Stored entries
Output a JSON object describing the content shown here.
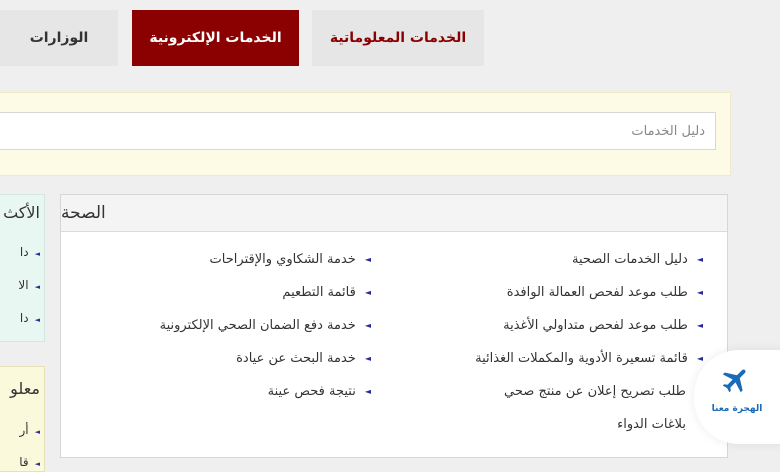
{
  "tabs": {
    "ministries": "الوزارات",
    "eservices": "الخدمات الإلكترونية",
    "info": "الخدمات المعلوماتية"
  },
  "search": {
    "placeholder": "دليل الخدمات"
  },
  "panel": {
    "title": "الصحة",
    "right_column": [
      "دليل الخدمات الصحية",
      "طلب موعد لفحص العمالة الوافدة",
      "طلب موعد لفحص متداولي الأغذية",
      "قائمة تسعيرة الأدوية والمكملات الغذائية"
    ],
    "right_extra": [
      "طلب تصريح إعلان عن منتج صحي",
      "بلاغات الدواء"
    ],
    "left_column": [
      "خدمة الشكاوي والإقتراحات",
      "قائمة التطعيم",
      "خدمة دفع الضمان الصحي الإلكترونية",
      "خدمة البحث عن عيادة",
      "نتيجة فحص عينة"
    ]
  },
  "sidebar": {
    "box1_title": "الأكث",
    "box1_items": [
      "دا",
      "الا",
      "دا"
    ],
    "box2_title": "معلو",
    "box2_items": [
      "أر",
      "قا"
    ]
  },
  "badge": {
    "text": "الهجرة معنا",
    "icon": "airplane-icon"
  },
  "colors": {
    "active_tab": "#8b0000",
    "accent_text": "#8b0000",
    "bullet": "#2a2a9a",
    "badge_text": "#1a6bb5"
  }
}
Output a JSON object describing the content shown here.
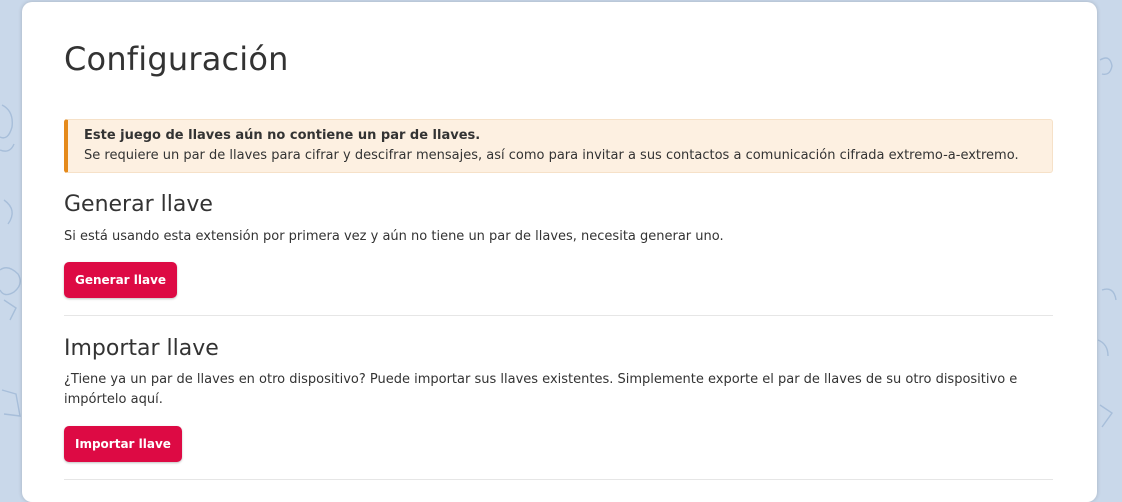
{
  "page": {
    "title": "Configuración"
  },
  "alert": {
    "title": "Este juego de llaves aún no contiene un par de llaves.",
    "text": "Se requiere un par de llaves para cifrar y descifrar mensajes, así como para invitar a sus contactos a comunicación cifrada extremo-a-extremo."
  },
  "generate": {
    "title": "Generar llave",
    "text": "Si está usando esta extensión por primera vez y aún no tiene un par de llaves, necesita generar uno.",
    "button_label": "Generar llave"
  },
  "import": {
    "title": "Importar llave",
    "text": "¿Tiene ya un par de llaves en otro dispositivo? Puede importar sus llaves existentes. Simplemente exporte el par de llaves de su otro dispositivo e impórtelo aquí.",
    "button_label": "Importar llave"
  },
  "colors": {
    "background": "#c9d8ea",
    "accent": "#dd0a44",
    "alert_bg": "#fdf0e1",
    "alert_border": "#e58a1b",
    "text": "#333333"
  }
}
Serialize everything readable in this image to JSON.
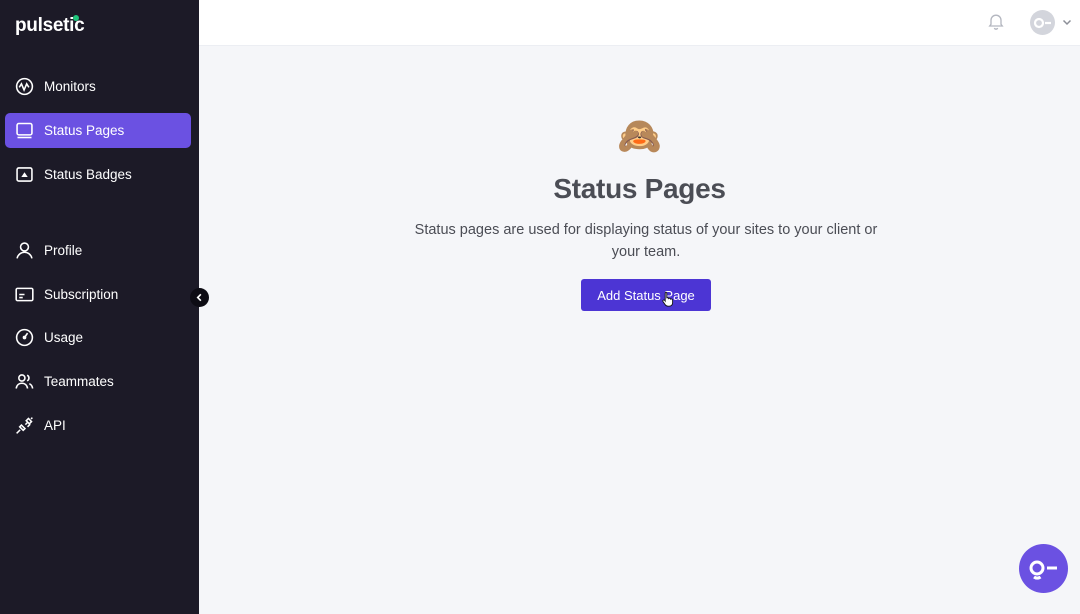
{
  "brand": {
    "name": "pulsetic",
    "accent": "#6b51e2",
    "button": "#4c35d4",
    "dot": "#1fc47b"
  },
  "sidebar": {
    "items": [
      {
        "label": "Monitors",
        "icon": "monitor-pulse-icon"
      },
      {
        "label": "Status Pages",
        "icon": "screen-icon",
        "active": true
      },
      {
        "label": "Status Badges",
        "icon": "badge-icon"
      },
      {
        "label": "Profile",
        "icon": "user-icon"
      },
      {
        "label": "Subscription",
        "icon": "card-icon"
      },
      {
        "label": "Usage",
        "icon": "gauge-icon"
      },
      {
        "label": "Teammates",
        "icon": "users-icon"
      },
      {
        "label": "API",
        "icon": "plug-icon"
      }
    ]
  },
  "header": {
    "icons": [
      "bell-icon",
      "avatar",
      "chevron-down-icon"
    ]
  },
  "main": {
    "emoji": "🙈",
    "title": "Status Pages",
    "description": "Status pages are used for displaying status of your sites to your client or your team.",
    "button_label": "Add Status Page"
  }
}
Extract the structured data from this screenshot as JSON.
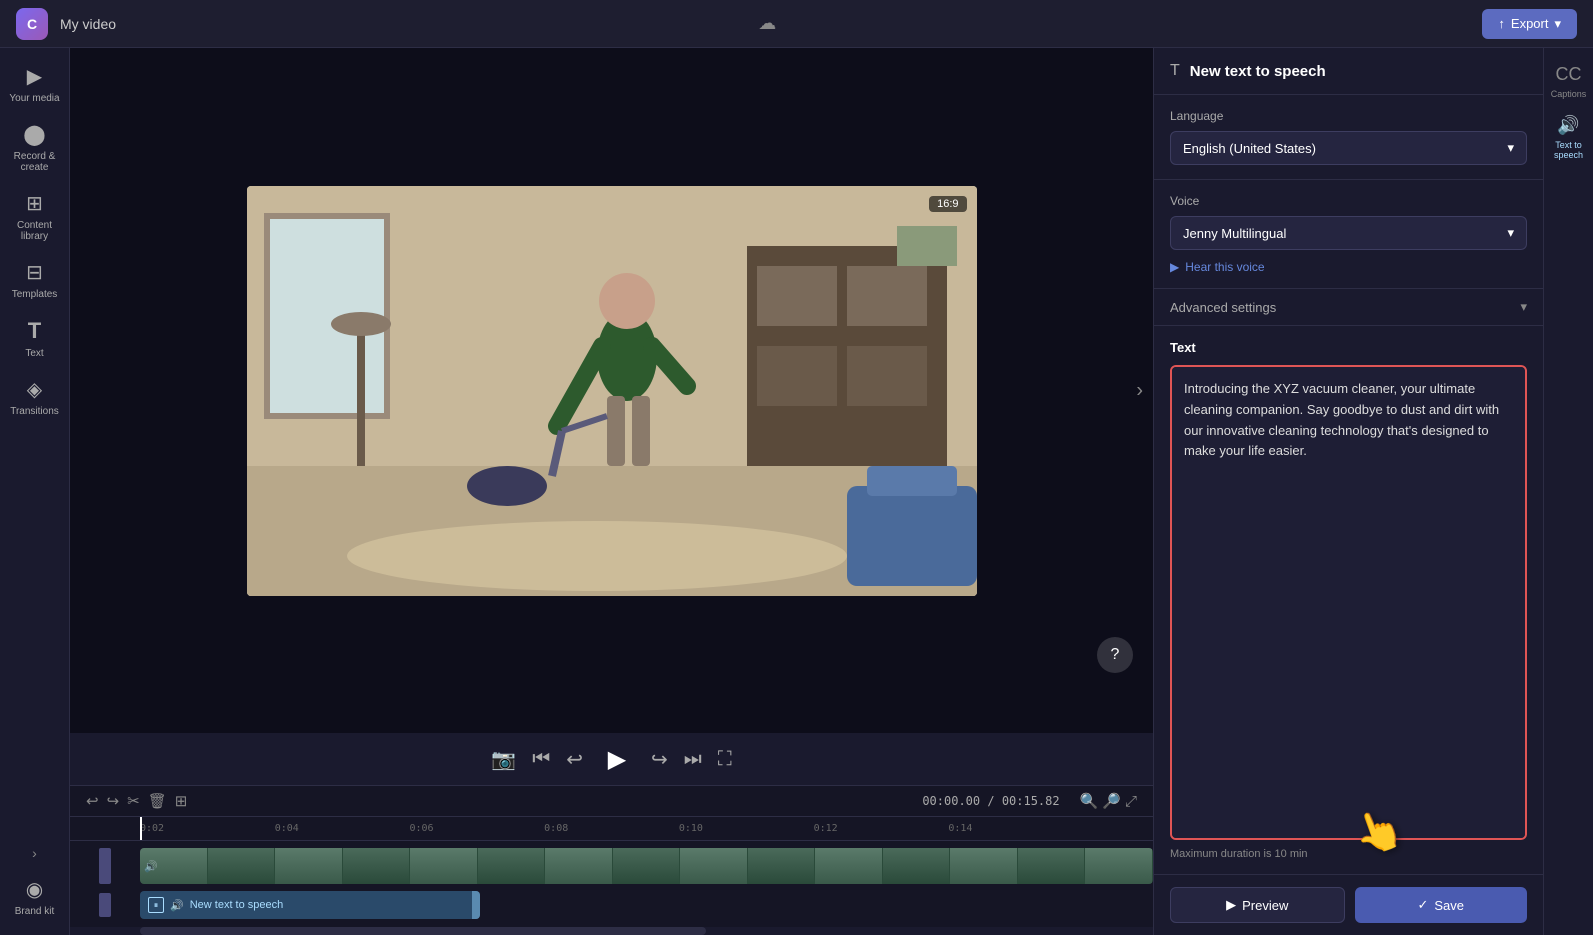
{
  "topbar": {
    "logo": "C",
    "title": "My video",
    "export_label": "Export",
    "export_icon": "↑"
  },
  "sidebar": {
    "items": [
      {
        "id": "your-media",
        "label": "Your media",
        "icon": "▶"
      },
      {
        "id": "record-create",
        "label": "Record & create",
        "icon": "🎥"
      },
      {
        "id": "content-library",
        "label": "Content library",
        "icon": "📚"
      },
      {
        "id": "templates",
        "label": "Templates",
        "icon": "⊞"
      },
      {
        "id": "text",
        "label": "Text",
        "icon": "T"
      },
      {
        "id": "transitions",
        "label": "Transitions",
        "icon": "⬡"
      },
      {
        "id": "brand-kit",
        "label": "Brand kit",
        "icon": "🎨"
      }
    ]
  },
  "video_preview": {
    "aspect_ratio": "16:9"
  },
  "controls": {
    "skip_back": "⏮",
    "rewind": "↩",
    "play": "▶",
    "forward": "↪",
    "skip_forward": "⏭",
    "fullscreen": "⛶",
    "camera_icon": "📷"
  },
  "timeline": {
    "current_time": "00:00.00",
    "total_time": "00:15.82",
    "markers": [
      "0:02",
      "0:04",
      "0:06",
      "0:08",
      "0:10",
      "0:12",
      "0:14"
    ],
    "tts_label": "New text to speech"
  },
  "right_panel": {
    "title": "New text to speech",
    "captions": "Captions",
    "text_to_speech": "Text to speech",
    "language_label": "Language",
    "language_value": "English (United States)",
    "voice_label": "Voice",
    "voice_value": "Jenny Multilingual",
    "hear_voice": "Hear this voice",
    "advanced_settings": "Advanced settings",
    "text_label": "Text",
    "text_content": "Introducing the XYZ vacuum cleaner, your ultimate cleaning companion. Say goodbye to dust and dirt with our innovative cleaning technology that's designed to make your life easier.",
    "max_duration": "Maximum duration is 10 min",
    "preview_label": "Preview",
    "save_label": "Save"
  }
}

**REQUIRED TASK**
Go through the records. Copy each line where "دليل" appears.

**TASK RESULT**
    "placeholder": "دليل الخدمات"
      "دليل الخدمات الصحية",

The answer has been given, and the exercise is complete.